Aim
Single out each line with the word "включает" and copy it.

____

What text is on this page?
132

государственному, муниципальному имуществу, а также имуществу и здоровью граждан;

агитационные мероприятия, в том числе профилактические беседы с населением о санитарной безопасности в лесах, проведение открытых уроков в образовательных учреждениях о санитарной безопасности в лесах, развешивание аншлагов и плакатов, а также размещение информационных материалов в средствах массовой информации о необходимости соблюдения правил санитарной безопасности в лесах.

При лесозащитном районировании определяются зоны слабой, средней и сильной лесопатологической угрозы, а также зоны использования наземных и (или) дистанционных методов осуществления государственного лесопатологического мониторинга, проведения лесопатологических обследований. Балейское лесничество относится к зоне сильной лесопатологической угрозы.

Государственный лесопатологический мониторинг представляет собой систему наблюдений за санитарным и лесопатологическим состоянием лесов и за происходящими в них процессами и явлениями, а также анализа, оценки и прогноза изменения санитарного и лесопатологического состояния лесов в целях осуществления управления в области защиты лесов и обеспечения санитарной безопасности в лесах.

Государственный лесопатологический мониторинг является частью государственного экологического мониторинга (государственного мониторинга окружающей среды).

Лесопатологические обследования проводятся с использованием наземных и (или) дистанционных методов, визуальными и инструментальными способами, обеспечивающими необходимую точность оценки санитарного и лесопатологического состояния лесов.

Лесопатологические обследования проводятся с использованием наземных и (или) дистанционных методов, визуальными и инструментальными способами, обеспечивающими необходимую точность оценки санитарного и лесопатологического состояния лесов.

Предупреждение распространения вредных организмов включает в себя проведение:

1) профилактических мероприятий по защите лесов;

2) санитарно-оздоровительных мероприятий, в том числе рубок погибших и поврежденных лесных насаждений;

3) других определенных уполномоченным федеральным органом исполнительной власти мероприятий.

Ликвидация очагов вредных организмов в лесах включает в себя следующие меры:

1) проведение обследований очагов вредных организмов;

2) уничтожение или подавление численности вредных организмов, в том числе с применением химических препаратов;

____

Full solution
Предупреждение распространения вредных организмов включает в себя проведение:
Ликвидация очагов вредных организмов в лесах включает в себя следующие меры:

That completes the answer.